## WHAT YOU HAVE TO DO
Copy every line in the records below that contains the word "content".

* Start STORED ROWS *

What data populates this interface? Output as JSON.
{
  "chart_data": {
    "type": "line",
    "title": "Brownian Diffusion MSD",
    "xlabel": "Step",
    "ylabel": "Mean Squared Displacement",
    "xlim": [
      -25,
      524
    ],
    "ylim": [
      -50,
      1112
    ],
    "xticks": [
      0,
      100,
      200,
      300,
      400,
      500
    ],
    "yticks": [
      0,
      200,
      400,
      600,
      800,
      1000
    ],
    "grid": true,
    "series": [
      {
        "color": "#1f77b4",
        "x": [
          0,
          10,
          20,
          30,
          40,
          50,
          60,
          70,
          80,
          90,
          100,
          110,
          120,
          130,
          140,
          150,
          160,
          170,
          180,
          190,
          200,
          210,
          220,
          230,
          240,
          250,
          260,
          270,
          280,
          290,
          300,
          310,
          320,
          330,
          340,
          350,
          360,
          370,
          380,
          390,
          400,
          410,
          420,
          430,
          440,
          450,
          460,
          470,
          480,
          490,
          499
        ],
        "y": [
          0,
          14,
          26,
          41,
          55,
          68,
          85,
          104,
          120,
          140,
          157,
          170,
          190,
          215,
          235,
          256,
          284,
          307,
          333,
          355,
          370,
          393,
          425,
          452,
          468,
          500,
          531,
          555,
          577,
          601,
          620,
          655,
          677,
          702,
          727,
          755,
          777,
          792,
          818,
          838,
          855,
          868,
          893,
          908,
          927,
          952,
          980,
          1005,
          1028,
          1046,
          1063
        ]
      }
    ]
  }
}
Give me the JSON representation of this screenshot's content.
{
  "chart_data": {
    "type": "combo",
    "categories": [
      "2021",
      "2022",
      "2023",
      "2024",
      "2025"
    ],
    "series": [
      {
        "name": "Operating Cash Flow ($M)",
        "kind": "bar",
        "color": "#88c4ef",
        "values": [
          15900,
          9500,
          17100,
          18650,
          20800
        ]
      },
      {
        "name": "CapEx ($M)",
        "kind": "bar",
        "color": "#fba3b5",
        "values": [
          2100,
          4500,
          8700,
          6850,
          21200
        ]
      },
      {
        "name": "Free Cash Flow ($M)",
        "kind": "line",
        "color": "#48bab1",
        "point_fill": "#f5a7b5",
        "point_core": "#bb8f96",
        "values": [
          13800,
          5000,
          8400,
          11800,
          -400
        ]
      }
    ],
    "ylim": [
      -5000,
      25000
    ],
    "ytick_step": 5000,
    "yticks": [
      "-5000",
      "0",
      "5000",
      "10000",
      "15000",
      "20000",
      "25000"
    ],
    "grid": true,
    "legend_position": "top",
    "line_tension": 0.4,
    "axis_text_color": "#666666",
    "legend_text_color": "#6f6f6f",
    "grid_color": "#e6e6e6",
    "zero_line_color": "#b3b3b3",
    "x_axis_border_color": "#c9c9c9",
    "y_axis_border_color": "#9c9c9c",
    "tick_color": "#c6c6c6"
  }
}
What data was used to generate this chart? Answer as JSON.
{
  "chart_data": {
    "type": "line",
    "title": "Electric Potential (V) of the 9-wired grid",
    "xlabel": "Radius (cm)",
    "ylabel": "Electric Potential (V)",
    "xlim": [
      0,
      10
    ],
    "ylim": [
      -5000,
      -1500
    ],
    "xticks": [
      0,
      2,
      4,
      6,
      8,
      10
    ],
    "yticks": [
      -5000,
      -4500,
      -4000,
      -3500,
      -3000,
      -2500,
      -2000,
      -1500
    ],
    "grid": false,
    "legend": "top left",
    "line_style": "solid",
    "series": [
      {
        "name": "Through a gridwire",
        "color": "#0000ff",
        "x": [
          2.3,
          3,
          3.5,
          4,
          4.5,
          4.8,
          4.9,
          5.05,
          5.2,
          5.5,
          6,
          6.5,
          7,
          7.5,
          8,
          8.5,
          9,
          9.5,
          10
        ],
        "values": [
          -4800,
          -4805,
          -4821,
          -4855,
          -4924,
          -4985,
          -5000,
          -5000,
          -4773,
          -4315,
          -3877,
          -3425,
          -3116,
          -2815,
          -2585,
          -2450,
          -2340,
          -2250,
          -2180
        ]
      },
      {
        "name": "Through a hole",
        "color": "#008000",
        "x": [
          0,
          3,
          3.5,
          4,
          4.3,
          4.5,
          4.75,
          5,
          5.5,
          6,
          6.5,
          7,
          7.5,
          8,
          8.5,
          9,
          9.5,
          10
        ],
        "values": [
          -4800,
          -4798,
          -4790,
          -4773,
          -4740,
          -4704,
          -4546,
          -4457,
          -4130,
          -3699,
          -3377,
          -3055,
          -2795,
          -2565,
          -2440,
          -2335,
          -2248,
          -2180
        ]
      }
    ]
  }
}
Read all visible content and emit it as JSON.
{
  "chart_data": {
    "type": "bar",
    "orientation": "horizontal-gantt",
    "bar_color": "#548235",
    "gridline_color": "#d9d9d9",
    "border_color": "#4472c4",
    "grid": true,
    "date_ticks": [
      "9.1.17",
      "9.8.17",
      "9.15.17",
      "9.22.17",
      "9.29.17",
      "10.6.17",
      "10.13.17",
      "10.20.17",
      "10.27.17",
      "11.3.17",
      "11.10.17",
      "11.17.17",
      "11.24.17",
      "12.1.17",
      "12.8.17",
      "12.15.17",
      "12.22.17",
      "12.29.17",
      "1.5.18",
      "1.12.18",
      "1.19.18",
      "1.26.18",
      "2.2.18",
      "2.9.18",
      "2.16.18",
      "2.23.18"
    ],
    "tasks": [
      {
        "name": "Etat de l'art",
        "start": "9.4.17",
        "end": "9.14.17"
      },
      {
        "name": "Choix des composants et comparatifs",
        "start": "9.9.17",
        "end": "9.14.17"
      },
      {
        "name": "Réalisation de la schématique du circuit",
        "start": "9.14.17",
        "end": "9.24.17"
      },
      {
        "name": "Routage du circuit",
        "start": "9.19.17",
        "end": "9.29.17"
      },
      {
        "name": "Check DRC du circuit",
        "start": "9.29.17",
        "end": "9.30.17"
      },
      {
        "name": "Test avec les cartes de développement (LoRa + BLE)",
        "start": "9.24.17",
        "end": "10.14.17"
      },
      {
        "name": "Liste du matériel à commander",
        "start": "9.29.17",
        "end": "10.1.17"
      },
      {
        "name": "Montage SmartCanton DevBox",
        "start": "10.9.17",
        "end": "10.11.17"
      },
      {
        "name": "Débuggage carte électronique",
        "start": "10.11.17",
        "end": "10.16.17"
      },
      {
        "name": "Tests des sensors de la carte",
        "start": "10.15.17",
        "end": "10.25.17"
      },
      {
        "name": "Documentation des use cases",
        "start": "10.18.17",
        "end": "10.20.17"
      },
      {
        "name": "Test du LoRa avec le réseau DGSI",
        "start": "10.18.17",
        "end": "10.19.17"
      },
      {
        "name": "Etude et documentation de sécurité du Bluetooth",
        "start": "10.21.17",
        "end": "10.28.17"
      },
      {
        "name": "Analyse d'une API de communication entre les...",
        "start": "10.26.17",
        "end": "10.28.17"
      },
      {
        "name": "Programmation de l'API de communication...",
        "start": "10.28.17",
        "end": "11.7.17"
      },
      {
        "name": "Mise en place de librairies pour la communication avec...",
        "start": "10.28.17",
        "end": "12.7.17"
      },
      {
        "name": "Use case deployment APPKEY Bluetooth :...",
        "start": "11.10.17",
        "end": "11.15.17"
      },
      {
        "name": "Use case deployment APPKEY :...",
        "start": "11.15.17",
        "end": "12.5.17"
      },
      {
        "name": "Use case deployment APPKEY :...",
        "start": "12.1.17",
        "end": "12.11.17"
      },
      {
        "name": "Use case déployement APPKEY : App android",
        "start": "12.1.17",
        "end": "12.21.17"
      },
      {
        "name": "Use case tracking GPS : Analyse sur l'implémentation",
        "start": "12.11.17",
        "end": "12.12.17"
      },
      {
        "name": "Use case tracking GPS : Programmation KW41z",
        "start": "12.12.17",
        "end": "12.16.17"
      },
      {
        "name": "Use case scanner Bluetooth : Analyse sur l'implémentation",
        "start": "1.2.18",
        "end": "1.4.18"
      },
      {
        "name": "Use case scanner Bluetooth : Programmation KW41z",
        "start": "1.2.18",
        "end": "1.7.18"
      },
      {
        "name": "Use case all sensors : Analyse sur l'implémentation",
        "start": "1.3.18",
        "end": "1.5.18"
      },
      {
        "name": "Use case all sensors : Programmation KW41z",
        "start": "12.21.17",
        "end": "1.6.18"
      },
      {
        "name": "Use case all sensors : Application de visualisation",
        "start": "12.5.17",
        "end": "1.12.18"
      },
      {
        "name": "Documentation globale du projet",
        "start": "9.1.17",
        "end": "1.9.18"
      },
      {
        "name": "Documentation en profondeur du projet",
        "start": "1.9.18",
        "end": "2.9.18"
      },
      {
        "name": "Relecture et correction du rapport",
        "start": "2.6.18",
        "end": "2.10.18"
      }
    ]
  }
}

* End STORED ROWS *

## SOLUTION FOR THIS PROBLEM
Give me the JSON representation of this screenshot's content.
Read all visible content and emit it as JSON.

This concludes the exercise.